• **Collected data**
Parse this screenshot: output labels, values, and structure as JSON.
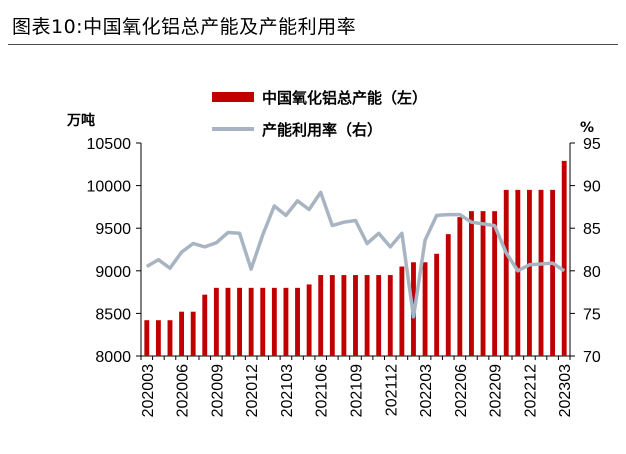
{
  "page_title": "图表10:中国氧化铝总产能及产能利用率",
  "chart_data": {
    "type": "bar+line",
    "title": "图表10:中国氧化铝总产能及产能利用率",
    "left_axis_unit": "万吨",
    "right_axis_unit": "%",
    "left_ylim": [
      8000,
      10500
    ],
    "left_ticks": [
      "8000",
      "8500",
      "9000",
      "9500",
      "10000",
      "10500"
    ],
    "right_ylim": [
      70,
      95
    ],
    "right_ticks": [
      "70",
      "75",
      "80",
      "85",
      "90",
      "95"
    ],
    "x_tick_labels": [
      "202003",
      "202006",
      "202009",
      "202012",
      "202103",
      "202106",
      "202109",
      "202112",
      "202203",
      "202206",
      "202209",
      "202212",
      "202303"
    ],
    "periods": [
      "202003",
      "202004",
      "202005",
      "202006",
      "202007",
      "202008",
      "202009",
      "202010",
      "202011",
      "202012",
      "202101",
      "202102",
      "202103",
      "202104",
      "202105",
      "202106",
      "202107",
      "202108",
      "202109",
      "202110",
      "202111",
      "202112",
      "202201",
      "202202",
      "202203",
      "202204",
      "202205",
      "202206",
      "202207",
      "202208",
      "202209",
      "202210",
      "202211",
      "202212",
      "202301",
      "202302",
      "202303"
    ],
    "series": [
      {
        "name": "中国氧化铝总产能（左）",
        "type": "bar",
        "axis": "left",
        "color": "#c00000",
        "values": [
          8420,
          8420,
          8420,
          8520,
          8520,
          8720,
          8800,
          8800,
          8800,
          8800,
          8800,
          8800,
          8800,
          8800,
          8840,
          8950,
          8950,
          8950,
          8950,
          8950,
          8950,
          8950,
          9050,
          9100,
          9100,
          9200,
          9430,
          9630,
          9700,
          9700,
          9700,
          9950,
          9950,
          9950,
          9950,
          9950,
          10290
        ]
      },
      {
        "name": "产能利用率（右）",
        "type": "line",
        "axis": "right",
        "color": "#a9b4c2",
        "values": [
          80.5,
          81.3,
          80.3,
          82.2,
          83.2,
          82.8,
          83.3,
          84.5,
          84.4,
          80.2,
          84.2,
          87.6,
          86.5,
          88.2,
          87.2,
          89.2,
          85.3,
          85.7,
          85.9,
          83.2,
          84.4,
          82.8,
          84.4,
          74.6,
          83.6,
          86.5,
          86.6,
          86.6,
          85.7,
          85.5,
          85.3,
          82.1,
          80.0,
          80.7,
          80.8,
          80.9,
          80.0
        ]
      }
    ]
  }
}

• **Written task**
Copy each line of the listing that contains the string "中国氧化铝总产能及产能利用率".

• **Solution for this task**
  "page_title": "图表10:中国氧化铝总产能及产能利用率",
    "title": "图表10:中国氧化铝总产能及产能利用率",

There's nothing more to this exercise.